Look through the records below and collect all lines that hold the string "left".

________________________

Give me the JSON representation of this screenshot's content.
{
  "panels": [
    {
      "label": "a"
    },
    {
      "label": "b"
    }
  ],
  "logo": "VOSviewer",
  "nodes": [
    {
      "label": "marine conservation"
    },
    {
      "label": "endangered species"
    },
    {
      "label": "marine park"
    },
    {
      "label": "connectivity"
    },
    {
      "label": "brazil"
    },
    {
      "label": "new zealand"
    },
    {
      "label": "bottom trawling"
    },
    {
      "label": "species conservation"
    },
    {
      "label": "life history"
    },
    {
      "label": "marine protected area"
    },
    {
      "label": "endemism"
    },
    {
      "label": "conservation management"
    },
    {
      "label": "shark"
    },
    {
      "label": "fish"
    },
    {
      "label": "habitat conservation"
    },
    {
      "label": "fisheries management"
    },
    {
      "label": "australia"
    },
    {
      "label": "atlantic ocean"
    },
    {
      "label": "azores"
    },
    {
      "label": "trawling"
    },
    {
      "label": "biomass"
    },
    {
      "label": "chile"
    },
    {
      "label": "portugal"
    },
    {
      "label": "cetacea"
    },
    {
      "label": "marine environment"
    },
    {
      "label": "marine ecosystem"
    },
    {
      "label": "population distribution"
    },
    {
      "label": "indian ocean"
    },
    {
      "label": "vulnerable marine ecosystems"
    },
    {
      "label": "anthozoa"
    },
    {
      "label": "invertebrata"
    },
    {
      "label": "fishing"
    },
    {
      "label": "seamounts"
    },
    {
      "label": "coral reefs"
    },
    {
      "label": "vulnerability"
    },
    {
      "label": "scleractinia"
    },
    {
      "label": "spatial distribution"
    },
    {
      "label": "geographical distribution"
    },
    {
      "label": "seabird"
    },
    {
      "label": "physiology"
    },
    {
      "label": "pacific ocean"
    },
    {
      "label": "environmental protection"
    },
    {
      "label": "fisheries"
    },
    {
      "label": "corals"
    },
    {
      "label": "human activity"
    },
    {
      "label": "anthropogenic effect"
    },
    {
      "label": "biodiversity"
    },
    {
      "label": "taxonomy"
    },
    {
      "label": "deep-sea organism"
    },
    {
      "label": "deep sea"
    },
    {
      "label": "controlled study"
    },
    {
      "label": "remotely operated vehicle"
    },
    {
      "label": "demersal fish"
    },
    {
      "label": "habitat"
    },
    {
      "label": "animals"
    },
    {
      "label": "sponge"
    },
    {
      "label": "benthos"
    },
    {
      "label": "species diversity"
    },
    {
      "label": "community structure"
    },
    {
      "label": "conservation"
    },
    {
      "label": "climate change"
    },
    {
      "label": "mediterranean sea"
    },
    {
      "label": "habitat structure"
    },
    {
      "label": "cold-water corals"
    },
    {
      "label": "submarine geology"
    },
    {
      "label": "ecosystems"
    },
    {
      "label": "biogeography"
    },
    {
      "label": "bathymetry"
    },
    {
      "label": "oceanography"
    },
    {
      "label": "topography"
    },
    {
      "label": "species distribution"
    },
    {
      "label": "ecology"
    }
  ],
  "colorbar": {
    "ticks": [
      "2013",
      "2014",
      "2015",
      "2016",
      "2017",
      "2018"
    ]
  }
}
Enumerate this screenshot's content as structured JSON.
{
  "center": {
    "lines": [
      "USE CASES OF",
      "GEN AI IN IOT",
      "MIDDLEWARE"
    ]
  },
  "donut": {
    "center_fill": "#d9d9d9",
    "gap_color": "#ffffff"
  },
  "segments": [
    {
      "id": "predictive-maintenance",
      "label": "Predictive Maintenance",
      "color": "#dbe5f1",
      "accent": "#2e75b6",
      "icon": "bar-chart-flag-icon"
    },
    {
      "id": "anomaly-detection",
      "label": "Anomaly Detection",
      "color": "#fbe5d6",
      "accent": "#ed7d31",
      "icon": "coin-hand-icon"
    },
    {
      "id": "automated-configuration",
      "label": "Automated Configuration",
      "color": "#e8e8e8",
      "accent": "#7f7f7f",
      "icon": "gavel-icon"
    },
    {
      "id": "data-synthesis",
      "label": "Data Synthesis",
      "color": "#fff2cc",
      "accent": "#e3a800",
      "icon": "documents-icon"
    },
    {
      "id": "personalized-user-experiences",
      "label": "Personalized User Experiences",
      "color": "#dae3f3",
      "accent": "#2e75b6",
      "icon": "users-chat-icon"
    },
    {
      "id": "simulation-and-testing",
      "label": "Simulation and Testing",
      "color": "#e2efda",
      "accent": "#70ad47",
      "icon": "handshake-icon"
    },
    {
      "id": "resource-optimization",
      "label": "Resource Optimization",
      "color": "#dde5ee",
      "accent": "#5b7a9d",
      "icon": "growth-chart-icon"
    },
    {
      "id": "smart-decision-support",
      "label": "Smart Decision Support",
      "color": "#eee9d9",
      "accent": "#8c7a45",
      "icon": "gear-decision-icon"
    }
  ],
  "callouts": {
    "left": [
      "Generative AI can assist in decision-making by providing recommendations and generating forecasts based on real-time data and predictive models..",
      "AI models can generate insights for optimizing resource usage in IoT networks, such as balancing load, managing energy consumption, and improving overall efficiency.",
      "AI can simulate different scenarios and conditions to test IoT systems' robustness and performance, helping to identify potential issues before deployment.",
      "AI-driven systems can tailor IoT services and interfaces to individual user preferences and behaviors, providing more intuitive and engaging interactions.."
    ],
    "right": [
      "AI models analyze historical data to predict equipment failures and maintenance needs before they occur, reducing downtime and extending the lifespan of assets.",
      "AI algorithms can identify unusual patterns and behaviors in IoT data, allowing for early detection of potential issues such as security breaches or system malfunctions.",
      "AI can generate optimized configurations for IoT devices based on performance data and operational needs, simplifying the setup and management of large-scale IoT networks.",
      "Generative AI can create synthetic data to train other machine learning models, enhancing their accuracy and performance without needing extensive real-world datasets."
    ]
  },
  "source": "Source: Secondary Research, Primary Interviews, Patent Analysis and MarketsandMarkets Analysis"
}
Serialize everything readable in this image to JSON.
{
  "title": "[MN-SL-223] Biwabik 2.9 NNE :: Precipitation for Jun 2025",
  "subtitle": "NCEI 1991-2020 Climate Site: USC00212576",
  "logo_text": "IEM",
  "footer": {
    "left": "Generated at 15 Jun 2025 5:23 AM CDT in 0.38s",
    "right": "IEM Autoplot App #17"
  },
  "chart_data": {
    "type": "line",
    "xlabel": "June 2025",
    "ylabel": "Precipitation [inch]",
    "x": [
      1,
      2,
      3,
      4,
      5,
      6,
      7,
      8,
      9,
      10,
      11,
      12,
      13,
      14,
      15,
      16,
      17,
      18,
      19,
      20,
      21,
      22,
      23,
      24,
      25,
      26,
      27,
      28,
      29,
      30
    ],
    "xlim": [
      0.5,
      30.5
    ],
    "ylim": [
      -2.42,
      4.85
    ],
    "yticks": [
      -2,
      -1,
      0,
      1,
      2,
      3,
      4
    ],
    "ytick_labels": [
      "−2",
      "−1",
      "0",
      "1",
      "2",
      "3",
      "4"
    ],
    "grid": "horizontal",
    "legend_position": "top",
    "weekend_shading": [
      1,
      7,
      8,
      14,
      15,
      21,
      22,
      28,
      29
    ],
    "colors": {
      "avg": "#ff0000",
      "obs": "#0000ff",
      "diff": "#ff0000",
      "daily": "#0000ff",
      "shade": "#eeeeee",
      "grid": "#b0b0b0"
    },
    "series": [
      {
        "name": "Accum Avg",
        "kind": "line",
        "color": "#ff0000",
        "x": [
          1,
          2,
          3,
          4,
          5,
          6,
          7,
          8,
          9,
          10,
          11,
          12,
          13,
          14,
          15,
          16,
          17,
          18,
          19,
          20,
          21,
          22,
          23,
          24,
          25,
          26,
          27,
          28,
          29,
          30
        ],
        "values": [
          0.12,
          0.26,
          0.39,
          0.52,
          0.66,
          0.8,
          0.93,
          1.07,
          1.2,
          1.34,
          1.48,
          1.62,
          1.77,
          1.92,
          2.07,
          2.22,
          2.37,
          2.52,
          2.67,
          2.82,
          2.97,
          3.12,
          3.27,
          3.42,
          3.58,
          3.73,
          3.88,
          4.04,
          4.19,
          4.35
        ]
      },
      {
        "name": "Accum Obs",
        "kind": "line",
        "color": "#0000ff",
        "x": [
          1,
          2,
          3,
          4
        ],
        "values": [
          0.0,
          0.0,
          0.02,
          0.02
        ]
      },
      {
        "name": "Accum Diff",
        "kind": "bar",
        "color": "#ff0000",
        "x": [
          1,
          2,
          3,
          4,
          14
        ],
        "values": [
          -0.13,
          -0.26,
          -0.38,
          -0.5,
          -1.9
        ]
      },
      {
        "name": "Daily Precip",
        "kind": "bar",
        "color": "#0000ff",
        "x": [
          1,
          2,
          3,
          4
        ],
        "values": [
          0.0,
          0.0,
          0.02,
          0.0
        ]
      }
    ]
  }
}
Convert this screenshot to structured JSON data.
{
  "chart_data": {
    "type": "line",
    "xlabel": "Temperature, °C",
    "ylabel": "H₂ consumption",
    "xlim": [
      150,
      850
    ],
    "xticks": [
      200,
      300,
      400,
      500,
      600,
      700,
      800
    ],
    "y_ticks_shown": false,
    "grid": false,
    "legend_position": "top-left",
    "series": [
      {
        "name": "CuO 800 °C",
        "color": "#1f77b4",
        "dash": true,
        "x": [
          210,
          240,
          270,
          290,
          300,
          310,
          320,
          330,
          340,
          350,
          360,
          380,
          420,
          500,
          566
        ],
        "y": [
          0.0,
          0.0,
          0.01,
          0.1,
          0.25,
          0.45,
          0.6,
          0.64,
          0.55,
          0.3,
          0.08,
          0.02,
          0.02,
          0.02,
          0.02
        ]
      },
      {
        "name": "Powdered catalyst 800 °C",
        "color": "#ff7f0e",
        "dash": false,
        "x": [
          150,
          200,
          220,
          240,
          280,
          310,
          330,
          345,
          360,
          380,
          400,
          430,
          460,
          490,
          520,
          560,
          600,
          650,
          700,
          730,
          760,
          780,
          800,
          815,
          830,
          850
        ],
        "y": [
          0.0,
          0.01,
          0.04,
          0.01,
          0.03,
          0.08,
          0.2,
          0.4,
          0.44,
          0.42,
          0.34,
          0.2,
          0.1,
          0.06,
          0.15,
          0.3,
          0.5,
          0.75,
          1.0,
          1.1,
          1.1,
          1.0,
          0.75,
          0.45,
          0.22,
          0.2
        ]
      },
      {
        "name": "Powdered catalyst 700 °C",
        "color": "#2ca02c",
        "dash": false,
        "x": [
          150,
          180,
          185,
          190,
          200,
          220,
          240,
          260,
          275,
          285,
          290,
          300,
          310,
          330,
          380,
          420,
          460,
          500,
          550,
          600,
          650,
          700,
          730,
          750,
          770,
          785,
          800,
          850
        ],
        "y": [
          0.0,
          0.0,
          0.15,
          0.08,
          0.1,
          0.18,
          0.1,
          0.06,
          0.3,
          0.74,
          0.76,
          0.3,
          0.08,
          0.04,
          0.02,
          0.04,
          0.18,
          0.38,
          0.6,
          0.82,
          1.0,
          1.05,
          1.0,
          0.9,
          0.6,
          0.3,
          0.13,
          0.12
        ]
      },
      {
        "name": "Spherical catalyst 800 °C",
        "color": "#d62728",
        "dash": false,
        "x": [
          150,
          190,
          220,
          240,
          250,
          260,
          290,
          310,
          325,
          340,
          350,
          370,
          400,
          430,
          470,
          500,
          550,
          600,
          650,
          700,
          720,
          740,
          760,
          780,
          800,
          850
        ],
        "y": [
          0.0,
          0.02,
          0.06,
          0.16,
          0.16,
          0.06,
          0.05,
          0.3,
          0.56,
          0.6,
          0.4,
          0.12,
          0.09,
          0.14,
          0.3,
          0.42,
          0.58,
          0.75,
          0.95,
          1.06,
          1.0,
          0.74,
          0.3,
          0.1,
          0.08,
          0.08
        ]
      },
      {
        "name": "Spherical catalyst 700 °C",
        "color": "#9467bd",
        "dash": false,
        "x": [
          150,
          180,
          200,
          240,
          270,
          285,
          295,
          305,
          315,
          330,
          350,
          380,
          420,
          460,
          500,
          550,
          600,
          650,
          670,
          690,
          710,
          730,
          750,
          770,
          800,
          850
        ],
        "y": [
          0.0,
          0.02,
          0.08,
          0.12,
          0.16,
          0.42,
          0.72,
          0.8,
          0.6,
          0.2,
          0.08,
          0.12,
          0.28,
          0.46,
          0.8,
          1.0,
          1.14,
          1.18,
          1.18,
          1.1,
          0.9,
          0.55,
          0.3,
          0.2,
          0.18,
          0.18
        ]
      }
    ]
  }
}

________________________

**Problem solution**
    "left": [
    "left": "Generated at 15 Jun 2025 5:23 AM CDT in 0.38s",
    "legend_position": "top-left",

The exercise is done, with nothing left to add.